Objective:
From the entries below, gather each line containing the word "welchem".

* Start Data to process *

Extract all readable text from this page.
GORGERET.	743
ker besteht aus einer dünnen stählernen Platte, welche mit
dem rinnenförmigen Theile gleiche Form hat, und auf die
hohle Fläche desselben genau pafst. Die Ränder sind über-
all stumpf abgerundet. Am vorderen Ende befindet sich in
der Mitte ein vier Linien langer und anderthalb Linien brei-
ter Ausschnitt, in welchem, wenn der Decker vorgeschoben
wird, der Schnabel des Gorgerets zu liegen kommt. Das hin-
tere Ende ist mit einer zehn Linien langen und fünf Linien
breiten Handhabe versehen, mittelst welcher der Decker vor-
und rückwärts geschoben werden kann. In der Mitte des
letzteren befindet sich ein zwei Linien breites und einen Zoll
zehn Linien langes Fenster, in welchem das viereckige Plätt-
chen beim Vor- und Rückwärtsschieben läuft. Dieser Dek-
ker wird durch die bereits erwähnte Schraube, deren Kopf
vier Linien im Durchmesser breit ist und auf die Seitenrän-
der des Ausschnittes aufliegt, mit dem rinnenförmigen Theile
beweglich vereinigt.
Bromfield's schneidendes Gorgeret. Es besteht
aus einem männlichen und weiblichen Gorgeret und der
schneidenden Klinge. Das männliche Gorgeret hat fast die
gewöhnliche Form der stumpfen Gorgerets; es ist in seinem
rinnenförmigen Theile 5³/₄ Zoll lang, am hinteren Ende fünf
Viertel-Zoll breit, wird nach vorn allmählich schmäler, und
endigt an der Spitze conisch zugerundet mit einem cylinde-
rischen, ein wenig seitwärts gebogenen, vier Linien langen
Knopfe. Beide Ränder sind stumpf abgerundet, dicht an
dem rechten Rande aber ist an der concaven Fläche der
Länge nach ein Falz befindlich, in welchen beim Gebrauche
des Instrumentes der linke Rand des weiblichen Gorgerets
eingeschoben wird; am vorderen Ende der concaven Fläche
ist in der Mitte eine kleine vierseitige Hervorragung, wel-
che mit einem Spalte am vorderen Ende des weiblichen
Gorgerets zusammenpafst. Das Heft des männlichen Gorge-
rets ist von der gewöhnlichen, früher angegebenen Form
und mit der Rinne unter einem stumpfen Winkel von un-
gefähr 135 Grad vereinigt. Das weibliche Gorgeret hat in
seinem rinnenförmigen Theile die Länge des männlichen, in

* End Data to process *

Output for this exercise:
ter Ausschnitt, in welchem, wenn der Decker vorgeschoben
zehn Linien langes Fenster, in welchem das viereckige Plätt-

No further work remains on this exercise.